* Begin Supplied data *

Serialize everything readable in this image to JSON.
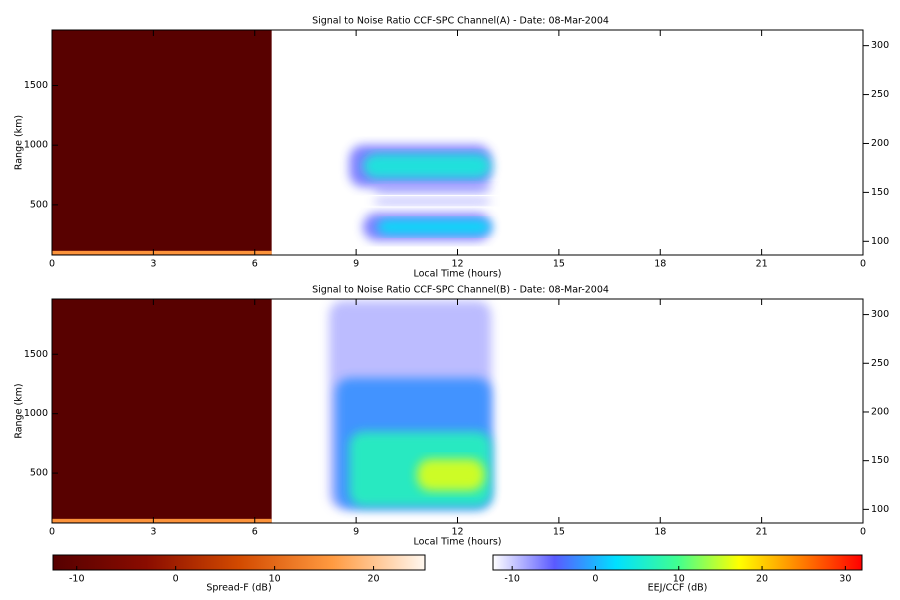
{
  "chart_data": [
    {
      "type": "heatmap",
      "title": "Signal to Noise Ratio CCF-SPC Channel(A) - Date: 08-Mar-2004",
      "xlabel": "Local Time (hours)",
      "ylabel": "Range (km)",
      "xlim": [
        0,
        24
      ],
      "xticks": [
        0,
        3,
        6,
        9,
        12,
        15,
        18,
        21,
        {
          "value": 24,
          "label": "0"
        }
      ],
      "ylim": [
        80,
        1965
      ],
      "yticks": [
        500,
        1000,
        1500
      ],
      "y2lim": [
        86,
        316
      ],
      "y2ticks": [
        100,
        150,
        200,
        250,
        300
      ],
      "regions": [
        {
          "x": [
            0,
            6.5
          ],
          "y": [
            80,
            1965
          ],
          "value": -12,
          "colorbar": 0
        },
        {
          "x": [
            0,
            6.5
          ],
          "y": [
            85,
            115
          ],
          "value": 15,
          "colorbar": 0
        },
        {
          "x": [
            8.8,
            13
          ],
          "y": [
            650,
            1000
          ],
          "value": -6,
          "colorbar": 1
        },
        {
          "x": [
            9.2,
            13
          ],
          "y": [
            720,
            930
          ],
          "value": 5,
          "colorbar": 1
        },
        {
          "x": [
            9.5,
            13
          ],
          "y": [
            600,
            680
          ],
          "value": -8,
          "colorbar": 1
        },
        {
          "x": [
            9.5,
            13
          ],
          "y": [
            500,
            560
          ],
          "value": -9,
          "colorbar": 1
        },
        {
          "x": [
            9.2,
            13
          ],
          "y": [
            200,
            430
          ],
          "value": -6,
          "colorbar": 1
        },
        {
          "x": [
            9.6,
            13
          ],
          "y": [
            250,
            380
          ],
          "value": 3,
          "colorbar": 1
        }
      ]
    },
    {
      "type": "heatmap",
      "title": "Signal to Noise Ratio CCF-SPC Channel(B) - Date: 08-Mar-2004",
      "xlabel": "Local Time (hours)",
      "ylabel": "Range (km)",
      "xlim": [
        0,
        24
      ],
      "xticks": [
        0,
        3,
        6,
        9,
        12,
        15,
        18,
        21,
        {
          "value": 24,
          "label": "0"
        }
      ],
      "ylim": [
        80,
        1965
      ],
      "yticks": [
        500,
        1000,
        1500
      ],
      "y2lim": [
        86,
        316
      ],
      "y2ticks": [
        100,
        150,
        200,
        250,
        300
      ],
      "regions": [
        {
          "x": [
            0,
            6.5
          ],
          "y": [
            80,
            1965
          ],
          "value": -12,
          "colorbar": 0
        },
        {
          "x": [
            0,
            6.5
          ],
          "y": [
            85,
            115
          ],
          "value": 15,
          "colorbar": 0
        },
        {
          "x": [
            8.2,
            13
          ],
          "y": [
            200,
            1950
          ],
          "value": -9,
          "colorbar": 1
        },
        {
          "x": [
            8.4,
            13
          ],
          "y": [
            200,
            1300
          ],
          "value": -2,
          "colorbar": 1
        },
        {
          "x": [
            8.8,
            13
          ],
          "y": [
            220,
            850
          ],
          "value": 7,
          "colorbar": 1
        },
        {
          "x": [
            10.8,
            12.8
          ],
          "y": [
            350,
            620
          ],
          "value": 16,
          "colorbar": 1
        }
      ]
    },
    {
      "type": "colorbar",
      "label": "Spread-F (dB)",
      "xlim": [
        -12.4,
        25.2
      ],
      "xticks": [
        -10,
        0,
        10,
        20
      ],
      "colors": [
        "#560000",
        "#8a0c00",
        "#d24a00",
        "#ff9a40",
        "#fff8f0"
      ]
    },
    {
      "type": "colorbar",
      "label": "EEJ/CCF (dB)",
      "xlim": [
        -12.3,
        32
      ],
      "xticks": [
        -10,
        0,
        10,
        20,
        30
      ],
      "colors": [
        "#ffffff",
        "#5a5aff",
        "#00e0ff",
        "#40ff90",
        "#ffff00",
        "#ff8000",
        "#ff0000"
      ]
    }
  ]
}
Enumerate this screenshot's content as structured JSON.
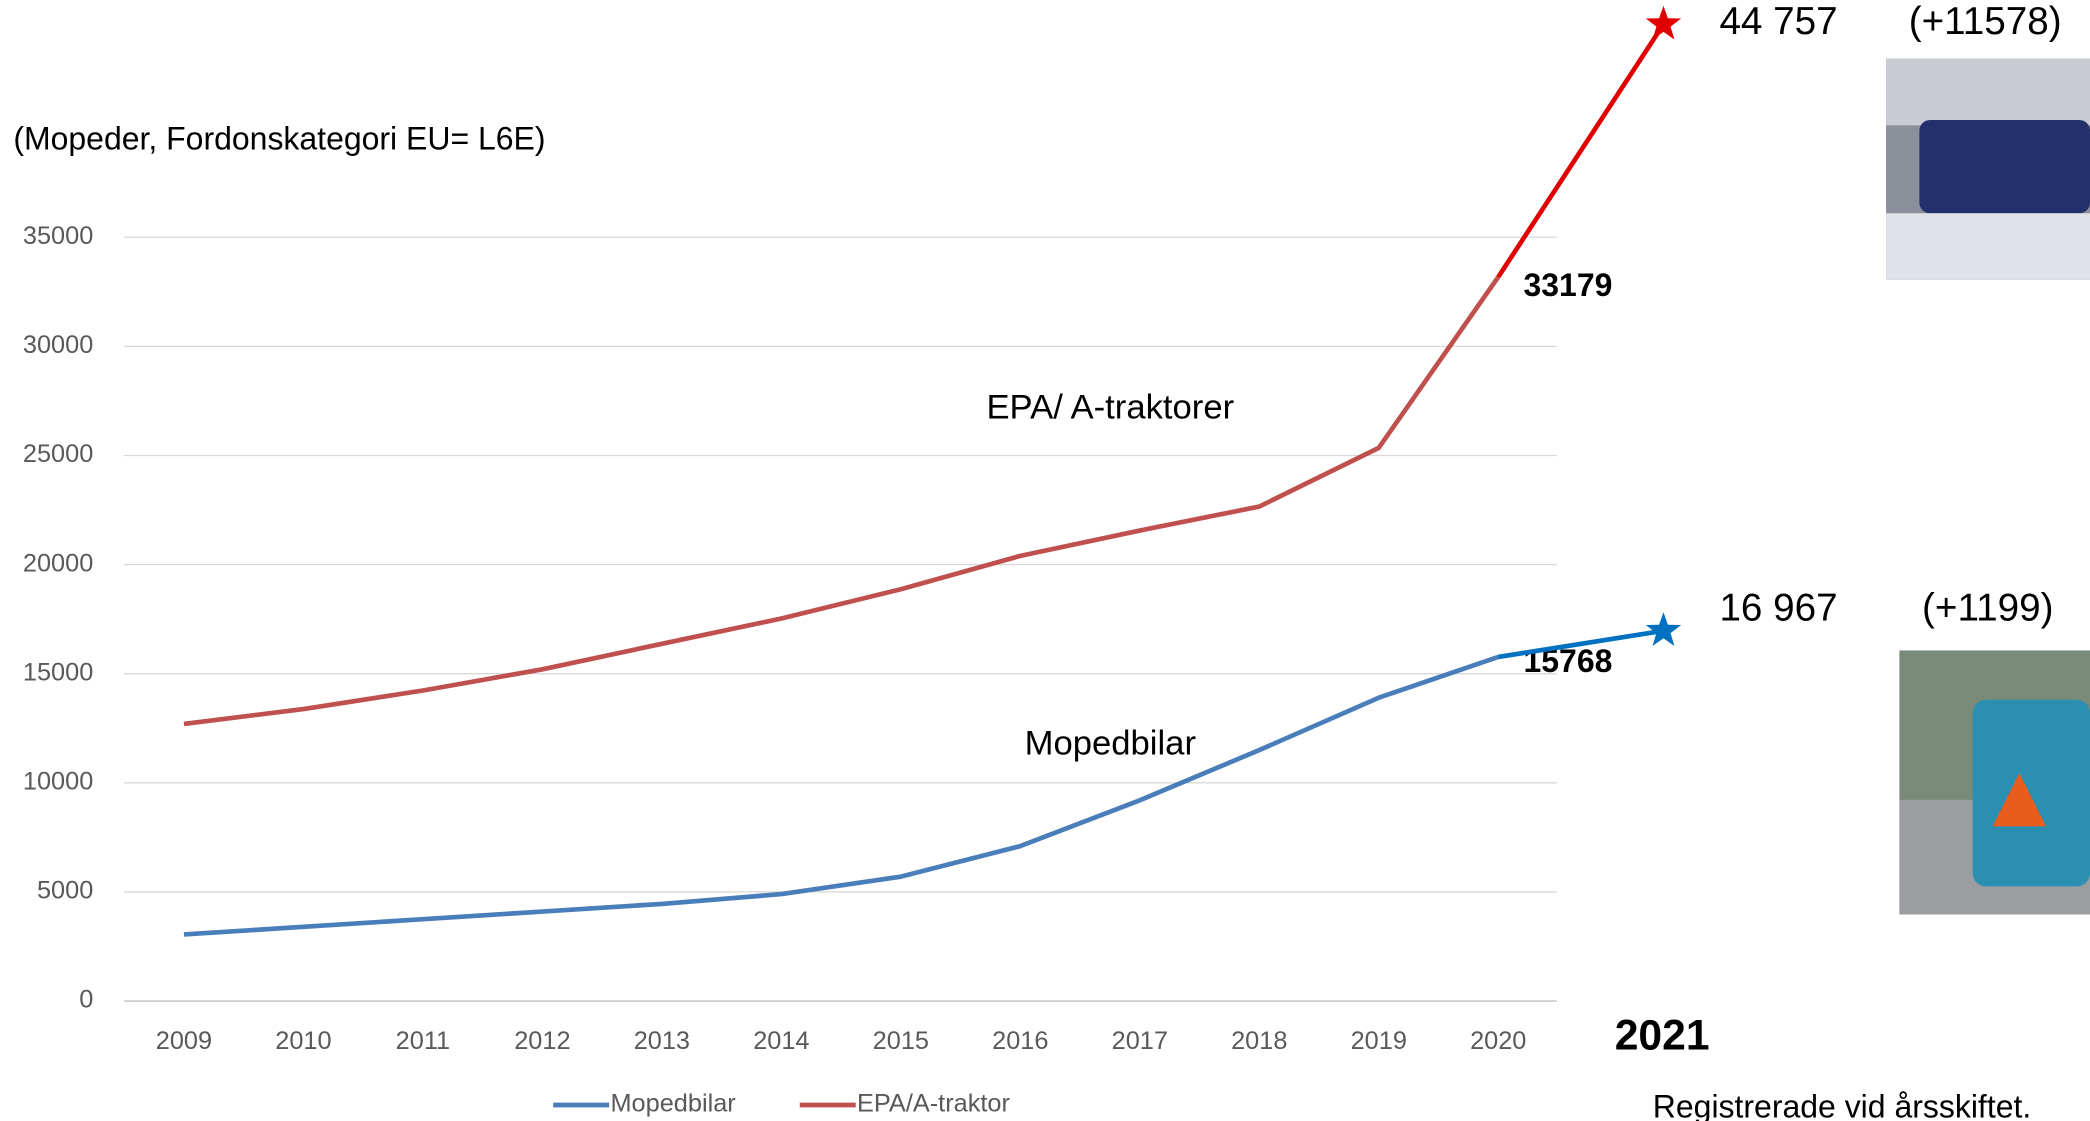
{
  "chart_data": {
    "type": "line",
    "subtitle": "(Mopeder, Fordonskategori EU= L6E)",
    "categories": [
      "2009",
      "2010",
      "2011",
      "2012",
      "2013",
      "2014",
      "2015",
      "2016",
      "2017",
      "2018",
      "2019",
      "2020"
    ],
    "series": [
      {
        "name": "Mopedbilar",
        "color": "#4a7ebb",
        "values": [
          3050,
          3400,
          3750,
          4100,
          4450,
          4900,
          5700,
          7100,
          9200,
          11500,
          13900,
          15768
        ]
      },
      {
        "name": "EPA/A-traktor",
        "color": "#c0504d",
        "values": [
          12700,
          13380,
          14230,
          15200,
          16370,
          17530,
          18870,
          20400,
          21560,
          22660,
          25350,
          33179
        ]
      }
    ],
    "ylim": [
      0,
      35000
    ],
    "yticks": [
      0,
      5000,
      10000,
      15000,
      20000,
      25000,
      30000,
      35000
    ],
    "grid": true,
    "legend": "bottom",
    "annotations": [
      "Mopedbilar",
      "EPA/ A-traktorer"
    ],
    "extension": {
      "label": "2021",
      "colors": [
        "#0070c0",
        "#e00000"
      ],
      "values": [
        16967,
        44757
      ],
      "value_labels": [
        "16 967",
        "44 757"
      ],
      "changes": [
        1199,
        11578
      ],
      "change_labels": [
        "(+1199)",
        "(+11578)"
      ]
    },
    "footer": "Registrerade vid årsskiftet."
  }
}
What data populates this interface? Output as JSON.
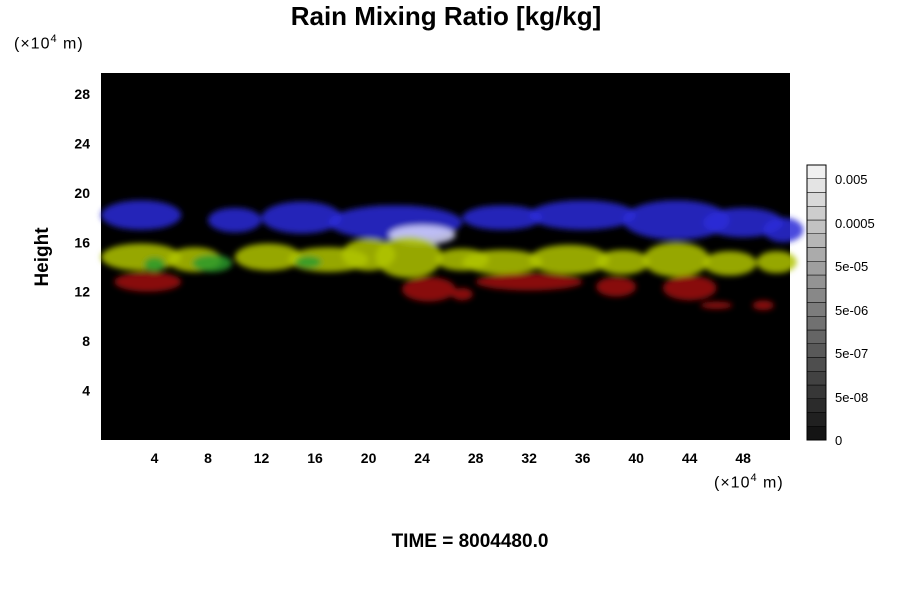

* End Supplied data *

Aim of the exercise
Extract the full listing exactly, with the pictures left out.

Expected output
Serialize everything readable in this image to JSON.
{
  "chart_data": [
    {
      "type": "heatmap",
      "title": "Signal to Noise Ratio CCF-SPC Channel(A) - Date: 08-Mar-2004",
      "xlabel": "Local Time (hours)",
      "ylabel": "Range (km)",
      "xlim": [
        0,
        24
      ],
      "xticks": [
        0,
        3,
        6,
        9,
        12,
        15,
        18,
        21,
        {
          "value": 24,
          "label": "0"
        }
      ],
      "ylim": [
        80,
        1965
      ],
      "yticks": [
        500,
        1000,
        1500
      ],
      "y2lim": [
        86,
        316
      ],
      "y2ticks": [
        100,
        150,
        200,
        250,
        300
      ],
      "regions": [
        {
          "x": [
            0,
            6.5
          ],
          "y": [
            80,
            1965
          ],
          "value": -12,
          "colorbar": 0
        },
        {
          "x": [
            0,
            6.5
          ],
          "y": [
            85,
            115
          ],
          "value": 15,
          "colorbar": 0
        },
        {
          "x": [
            8.8,
            13
          ],
          "y": [
            650,
            1000
          ],
          "value": -6,
          "colorbar": 1
        },
        {
          "x": [
            9.2,
            13
          ],
          "y": [
            720,
            930
          ],
          "value": 5,
          "colorbar": 1
        },
        {
          "x": [
            9.5,
            13
          ],
          "y": [
            600,
            680
          ],
          "value": -8,
          "colorbar": 1
        },
        {
          "x": [
            9.5,
            13
          ],
          "y": [
            500,
            560
          ],
          "value": -9,
          "colorbar": 1
        },
        {
          "x": [
            9.2,
            13
          ],
          "y": [
            200,
            430
          ],
          "value": -6,
          "colorbar": 1
        },
        {
          "x": [
            9.6,
            13
          ],
          "y": [
            250,
            380
          ],
          "value": 3,
          "colorbar": 1
        }
      ]
    },
    {
      "type": "heatmap",
      "title": "Signal to Noise Ratio CCF-SPC Channel(B) - Date: 08-Mar-2004",
      "xlabel": "Local Time (hours)",
      "ylabel": "Range (km)",
      "xlim": [
        0,
        24
      ],
      "xticks": [
        0,
        3,
        6,
        9,
        12,
        15,
        18,
        21,
        {
          "value": 24,
          "label": "0"
        }
      ],
      "ylim": [
        80,
        1965
      ],
      "yticks": [
        500,
        1000,
        1500
      ],
      "y2lim": [
        86,
        316
      ],
      "y2ticks": [
        100,
        150,
        200,
        250,
        300
      ],
      "regions": [
        {
          "x": [
            0,
            6.5
          ],
          "y": [
            80,
            1965
          ],
          "value": -12,
          "colorbar": 0
        },
        {
          "x": [
            0,
            6.5
          ],
          "y": [
            85,
            115
          ],
          "value": 15,
          "colorbar": 0
        },
        {
          "x": [
            8.2,
            13
          ],
          "y": [
            200,
            1950
          ],
          "value": -9,
          "colorbar": 1
        },
        {
          "x": [
            8.4,
            13
          ],
          "y": [
            200,
            1300
          ],
          "value": -2,
          "colorbar": 1
        },
        {
          "x": [
            8.8,
            13
          ],
          "y": [
            220,
            850
          ],
          "value": 7,
          "colorbar": 1
        },
        {
          "x": [
            10.8,
            12.8
          ],
          "y": [
            350,
            620
          ],
          "value": 16,
          "colorbar": 1
        }
      ]
    },
    {
      "type": "colorbar",
      "label": "Spread-F (dB)",
      "xlim": [
        -12.4,
        25.2
      ],
      "xticks": [
        -10,
        0,
        10,
        20
      ],
      "colors": [
        "#560000",
        "#8a0c00",
        "#d24a00",
        "#ff9a40",
        "#fff8f0"
      ]
    },
    {
      "type": "colorbar",
      "label": "EEJ/CCF (dB)",
      "xlim": [
        -12.3,
        32
      ],
      "xticks": [
        -10,
        0,
        10,
        20,
        30
      ],
      "colors": [
        "#ffffff",
        "#5a5aff",
        "#00e0ff",
        "#40ff90",
        "#ffff00",
        "#ff8000",
        "#ff0000"
      ]
    }
  ]
}
Enumerate this screenshot's content as structured JSON.
{
  "chart_data": {
    "type": "line",
    "subtitle": "(Mopeder, Fordonskategori EU= L6E)",
    "categories": [
      "2009",
      "2010",
      "2011",
      "2012",
      "2013",
      "2014",
      "2015",
      "2016",
      "2017",
      "2018",
      "2019",
      "2020"
    ],
    "series": [
      {
        "name": "Mopedbilar",
        "color": "#4a7ebb",
        "values": [
          3050,
          3400,
          3750,
          4100,
          4450,
          4900,
          5700,
          7100,
          9200,
          11500,
          13900,
          15768
        ]
      },
      {
        "name": "EPA/A-traktor",
        "color": "#c0504d",
        "values": [
          12700,
          13380,
          14230,
          15200,
          16370,
          17530,
          18870,
          20400,
          21560,
          22660,
          25350,
          33179
        ]
      }
    ],
    "ylim": [
      0,
      35000
    ],
    "yticks": [
      0,
      5000,
      10000,
      15000,
      20000,
      25000,
      30000,
      35000
    ],
    "grid": true,
    "legend": "bottom",
    "annotations": [
      "Mopedbilar",
      "EPA/ A-traktorer"
    ],
    "extension": {
      "label": "2021",
      "colors": [
        "#0070c0",
        "#e00000"
      ],
      "values": [
        16967,
        44757
      ],
      "value_labels": [
        "16 967",
        "44 757"
      ],
      "changes": [
        1199,
        11578
      ],
      "change_labels": [
        "(+1199)",
        "(+11578)"
      ]
    },
    "footer": "Registrerade vid årsskiftet."
  }
}
What data populates this interface? Output as JSON.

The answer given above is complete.